# TO BE DONE
Your task is to repeat the entries word for word while leaving out the pictures.

-- BEGIN RECORDS FOR THE TASK --

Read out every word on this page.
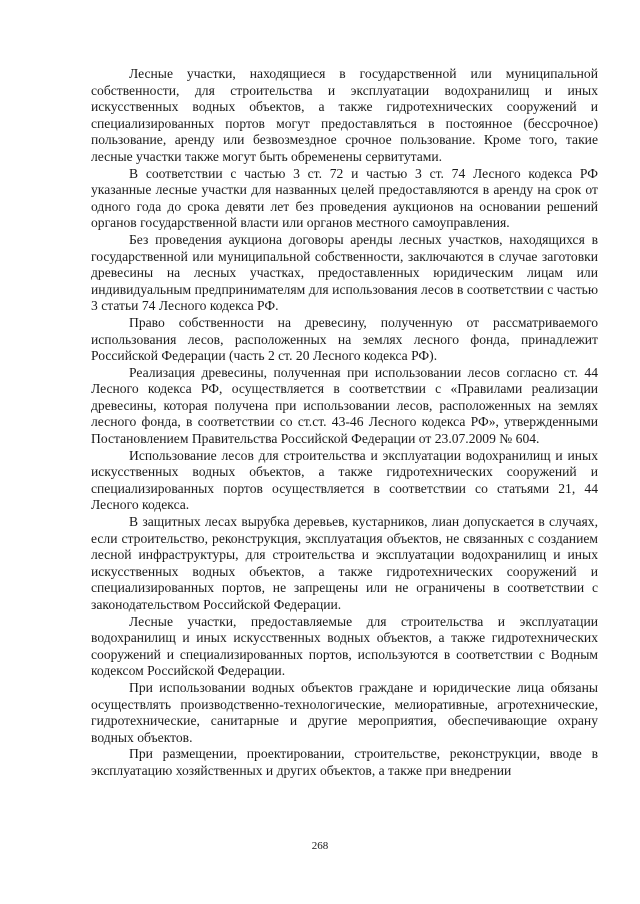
Лесные участки, находящиеся в государственной или муниципальной собственности, для строительства и эксплуатации водохранилищ и иных искусственных водных объектов, а также гидротехнических сооружений и специализированных портов могут предоставляться в постоянное (бессрочное) пользование, аренду или безвозмездное срочное пользование. Кроме того, такие лесные участки также могут быть обременены сервитутами.

В соответствии с частью 3 ст. 72 и частью 3 ст. 74 Лесного кодекса РФ указанные лесные участки для названных целей предоставляются в аренду на срок от одного года до срока девяти лет без проведения аукционов на основании решений органов государственной власти или органов местного самоуправления.

Без проведения аукциона договоры аренды лесных участков, находящихся в государственной или муниципальной собственности, заключаются в случае заготовки древесины на лесных участках, предоставленных юридическим лицам или индивидуальным предпринимателям для использования лесов в соответствии с частью 3 статьи 74 Лесного кодекса РФ.

Право собственности на древесину, полученную от рассматриваемого использования лесов, расположенных на землях лесного фонда, принадлежит Российской Федерации (часть 2 ст. 20 Лесного кодекса РФ).

Реализация древесины, полученная при использовании лесов согласно ст. 44 Лесного кодекса РФ, осуществляется в соответствии с «Правилами реализации древесины, которая получена при использовании лесов, расположенных на землях лесного фонда, в соответствии со ст.ст. 43-46 Лесного кодекса РФ», утвержденными Постановлением Правительства Российской Федерации от 23.07.2009 № 604.

Использование лесов для строительства и эксплуатации водохранилищ и иных искусственных водных объектов, а также гидротехнических сооружений и специализированных портов осуществляется в соответствии со статьями 21, 44 Лесного кодекса.

В защитных лесах вырубка деревьев, кустарников, лиан допускается в случаях, если строительство, реконструкция, эксплуатация объектов, не связанных с созданием лесной инфраструктуры, для строительства и эксплуатации водохранилищ и иных искусственных водных объектов, а также гидротехнических сооружений и специализированных портов, не запрещены или не ограничены в соответствии с законодательством Российской Федерации.

Лесные участки, предоставляемые для строительства и эксплуатации водохранилищ и иных искусственных водных объектов, а также гидротехнических сооружений и специализированных портов, используются в соответствии с Водным кодексом Российской Федерации.

При использовании водных объектов граждане и юридические лица обязаны осуществлять производственно-технологические, мелиоративные, агротехнические, гидротехнические, санитарные и другие мероприятия, обеспечивающие охрану водных объектов.

При размещении, проектировании, строительстве, реконструкции, вводе в эксплуатацию хозяйственных и других объектов, а также при внедрении

268
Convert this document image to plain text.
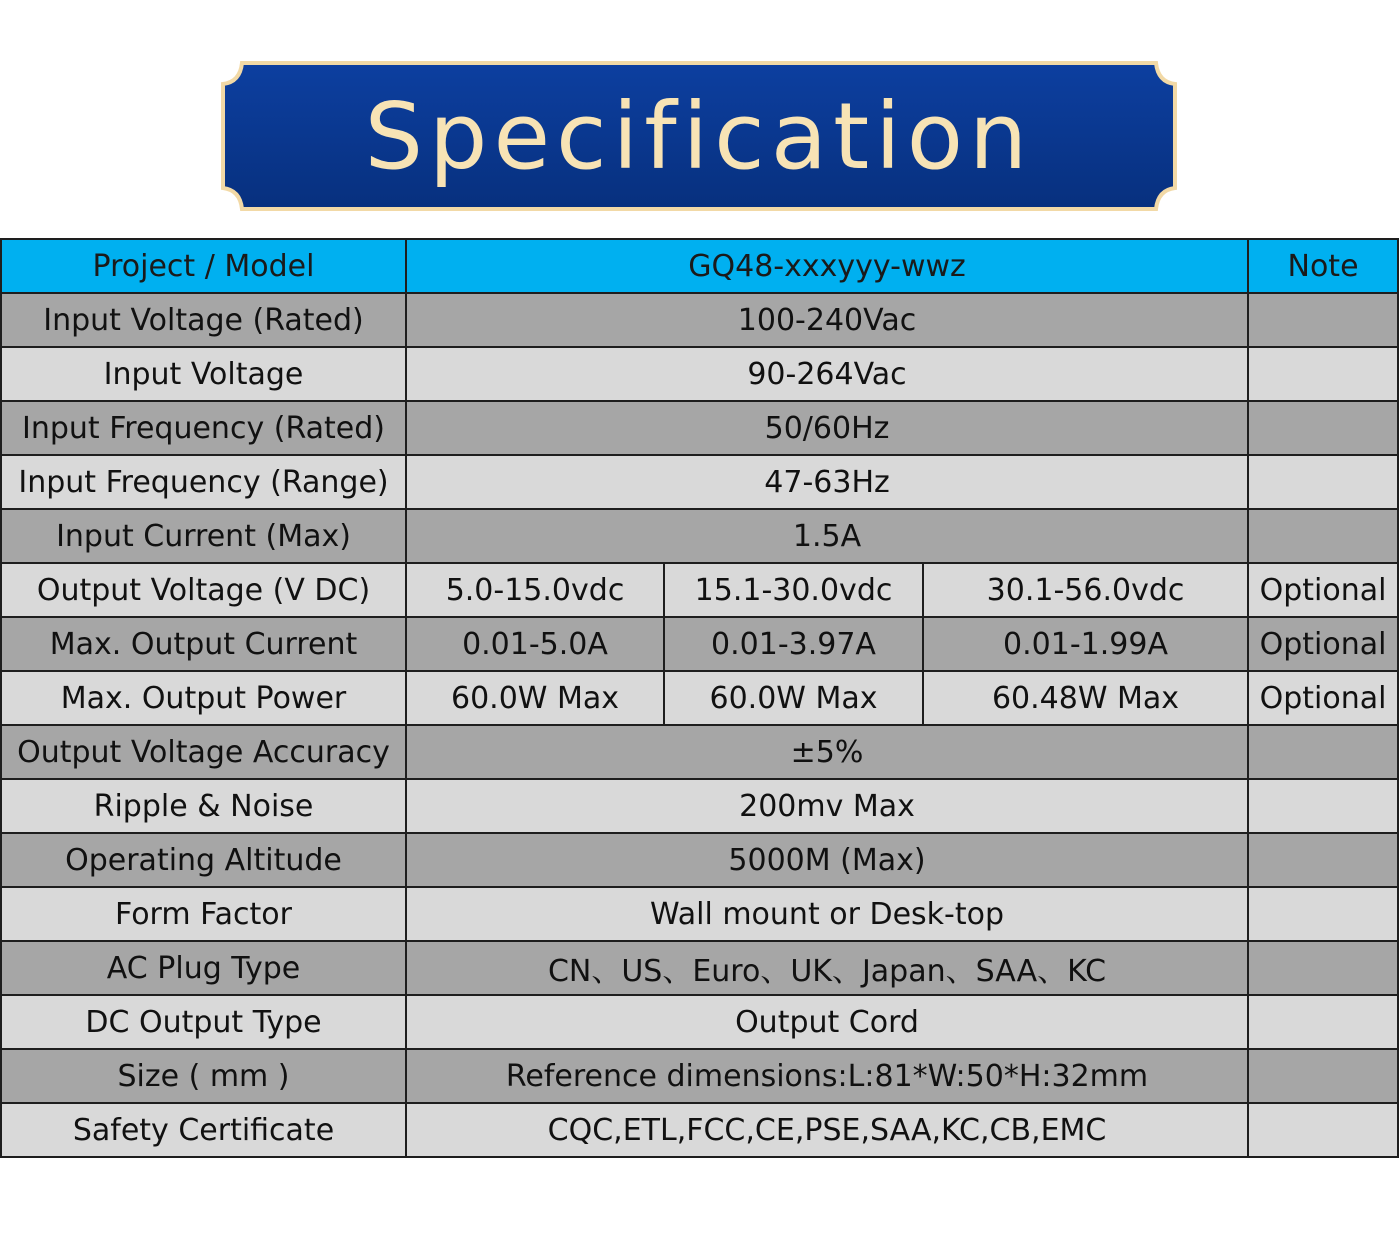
Specification
Project / Model	GQ48-xxxyyy-wwz			Note
Input Voltage (Rated)	100-240Vac			
Input Voltage	90-264Vac			
Input Frequency (Rated)	50/60Hz			
Input Frequency (Range)	47-63Hz			
Input Current (Max)	1.5A			
Output Voltage (V DC)	5.0-15.0vdc	15.1-30.0vdc	30.1-56.0vdc	Optional
Max. Output Current	0.01-5.0A	0.01-3.97A	0.01-1.99A	Optional
Max. Output Power	60.0W Max	60.0W Max	60.48W Max	Optional
Output Voltage Accuracy	±5%			
Ripple & Noise	200mv Max			
Operating Altitude	5000M (Max)			
Form Factor	Wall mount or Desk-top			
AC Plug Type	CN、US、Euro、UK、Japan、SAA、KC			
DC Output Type	Output Cord			
Size ( mm )	Reference dimensions:L:81*W:50*H:32mm			
Safety Certificate	CQC,ETL,FCC,CE,PSE,SAA,KC,CB,EMC			
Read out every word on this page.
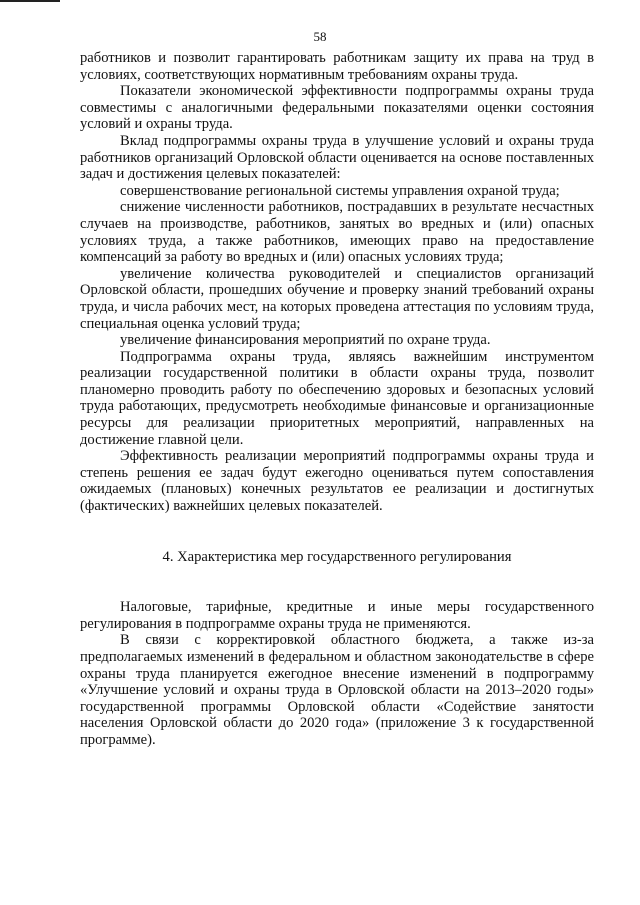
58

работников и позволит гарантировать работникам защиту их права на труд в условиях, соответствующих нормативным требованиям охраны труда.

Показатели экономической эффективности подпрограммы охраны труда совместимы с аналогичными федеральными показателями оценки состояния условий и охраны труда.

Вклад подпрограммы охраны труда в улучшение условий и охраны труда работников организаций Орловской области оценивается на основе поставленных задач и достижения целевых показателей:

совершенствование региональной системы управления охраной труда;

снижение численности работников, пострадавших в результате несчастных случаев на производстве, работников, занятых во вредных и (или) опасных условиях труда, а также работников, имеющих право на предоставление компенсаций за работу во вредных и (или) опасных условиях труда;

увеличение количества руководителей и специалистов организаций Орловской области, прошедших обучение и проверку знаний требований охраны труда, и числа рабочих мест, на которых проведена аттестация по условиям труда, специальная оценка условий труда;

увеличение финансирования мероприятий по охране труда.

Подпрограмма охраны труда, являясь важнейшим инструментом реализации государственной политики в области охраны труда, позволит планомерно проводить работу по обеспечению здоровых и безопасных условий труда работающих, предусмотреть необходимые финансовые и организационные ресурсы для реализации приоритетных мероприятий, направленных на достижение главной цели.

Эффективность реализации мероприятий подпрограммы охраны труда и степень решения ее задач будут ежегодно оцениваться путем сопоставления ожидаемых (плановых) конечных результатов ее реализации и достигнутых (фактических) важнейших целевых показателей.

4. Характеристика мер государственного регулирования

Налоговые, тарифные, кредитные и иные меры государственного регулирования в подпрограмме охраны труда не применяются.

В связи с корректировкой областного бюджета, а также из-за предполагаемых изменений в федеральном и областном законодательстве в сфере охраны труда планируется ежегодное внесение изменений в подпрограмму «Улучшение условий и охраны труда в Орловской области на 2013–2020 годы» государственной программы Орловской области «Содействие занятости населения Орловской области до 2020 года» (приложение 3 к государственной программе).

-- END RECORDS FOR THE TASK --

# FULL ANSWER
Read out every word on this page.
Лесные участки, находящиеся в государственной или муниципальной собственности, для строительства и эксплуатации водохранилищ и иных искусственных водных объектов, а также гидротехнических сооружений и специализированных портов могут предоставляться в постоянное (бессрочное) пользование, аренду или безвозмездное срочное пользование. Кроме того, такие лесные участки также могут быть обременены сервитутами.

В соответствии с частью 3 ст. 72 и частью 3 ст. 74 Лесного кодекса РФ указанные лесные участки для названных целей предоставляются в аренду на срок от одного года до срока девяти лет без проведения аукционов на основании решений органов государственной власти или органов местного самоуправления.

Без проведения аукциона договоры аренды лесных участков, находящихся в государственной или муниципальной собственности, заключаются в случае заготовки древесины на лесных участках, предоставленных юридическим лицам или индивидуальным предпринимателям для использования лесов в соответствии с частью 3 статьи 74 Лесного кодекса РФ.

Право собственности на древесину, полученную от рассматриваемого использования лесов, расположенных на землях лесного фонда, принадлежит Российской Федерации (часть 2 ст. 20 Лесного кодекса РФ).

Реализация древесины, полученная при использовании лесов согласно ст. 44 Лесного кодекса РФ, осуществляется в соответствии с «Правилами реализации древесины, которая получена при использовании лесов, расположенных на землях лесного фонда, в соответствии со ст.ст. 43-46 Лесного кодекса РФ», утвержденными Постановлением Правительства Российской Федерации от 23.07.2009 № 604.

Использование лесов для строительства и эксплуатации водохранилищ и иных искусственных водных объектов, а также гидротехнических сооружений и специализированных портов осуществляется в соответствии со статьями 21, 44 Лесного кодекса.

В защитных лесах вырубка деревьев, кустарников, лиан допускается в случаях, если строительство, реконструкция, эксплуатация объектов, не связанных с созданием лесной инфраструктуры, для строительства и эксплуатации водохранилищ и иных искусственных водных объектов, а также гидротехнических сооружений и специализированных портов, не запрещены или не ограничены в соответствии с законодательством Российской Федерации.

Лесные участки, предоставляемые для строительства и эксплуатации водохранилищ и иных искусственных водных объектов, а также гидротехнических сооружений и специализированных портов, используются в соответствии с Водным кодексом Российской Федерации.

При использовании водных объектов граждане и юридические лица обязаны осуществлять производственно-технологические, мелиоративные, агротехнические, гидротехнические, санитарные и другие мероприятия, обеспечивающие охрану водных объектов.

При размещении, проектировании, строительстве, реконструкции, вводе в эксплуатацию хозяйственных и других объектов, а также при внедрении

268
Convert this document image to plain text.
Specification
Project / Model	GQ48-xxxyyy-wwz			Note
Input Voltage (Rated)	100-240Vac			
Input Voltage	90-264Vac			
Input Frequency (Rated)	50/60Hz			
Input Frequency (Range)	47-63Hz			
Input Current (Max)	1.5A			
Output Voltage (V DC)	5.0-15.0vdc	15.1-30.0vdc	30.1-56.0vdc	Optional
Max. Output Current	0.01-5.0A	0.01-3.97A	0.01-1.99A	Optional
Max. Output Power	60.0W Max	60.0W Max	60.48W Max	Optional
Output Voltage Accuracy	±5%			
Ripple & Noise	200mv Max			
Operating Altitude	5000M (Max)			
Form Factor	Wall mount or Desk-top			
AC Plug Type	CN、US、Euro、UK、Japan、SAA、KC			
DC Output Type	Output Cord			
Size ( mm )	Reference dimensions:L:81*W:50*H:32mm			
Safety Certificate	CQC,ETL,FCC,CE,PSE,SAA,KC,CB,EMC			
Read out every word on this page.
58

работников и позволит гарантировать работникам защиту их права на труд в условиях, соответствующих нормативным требованиям охраны труда.

Показатели экономической эффективности подпрограммы охраны труда совместимы с аналогичными федеральными показателями оценки состояния условий и охраны труда.

Вклад подпрограммы охраны труда в улучшение условий и охраны труда работников организаций Орловской области оценивается на основе поставленных задач и достижения целевых показателей:

совершенствование региональной системы управления охраной труда;

снижение численности работников, пострадавших в результате несчастных случаев на производстве, работников, занятых во вредных и (или) опасных условиях труда, а также работников, имеющих право на предоставление компенсаций за работу во вредных и (или) опасных условиях труда;

увеличение количества руководителей и специалистов организаций Орловской области, прошедших обучение и проверку знаний требований охраны труда, и числа рабочих мест, на которых проведена аттестация по условиям труда, специальная оценка условий труда;

увеличение финансирования мероприятий по охране труда.

Подпрограмма охраны труда, являясь важнейшим инструментом реализации государственной политики в области охраны труда, позволит планомерно проводить работу по обеспечению здоровых и безопасных условий труда работающих, предусмотреть необходимые финансовые и организационные ресурсы для реализации приоритетных мероприятий, направленных на достижение главной цели.

Эффективность реализации мероприятий подпрограммы охраны труда и степень решения ее задач будут ежегодно оцениваться путем сопоставления ожидаемых (плановых) конечных результатов ее реализации и достигнутых (фактических) важнейших целевых показателей.

4. Характеристика мер государственного регулирования

Налоговые, тарифные, кредитные и иные меры государственного регулирования в подпрограмме охраны труда не применяются.

В связи с корректировкой областного бюджета, а также из-за предполагаемых изменений в федеральном и областном законодательстве в сфере охраны труда планируется ежегодное внесение изменений в подпрограмму «Улучшение условий и охраны труда в Орловской области на 2013–2020 годы» государственной программы Орловской области «Содействие занятости населения Орловской области до 2020 года» (приложение 3 к государственной программе).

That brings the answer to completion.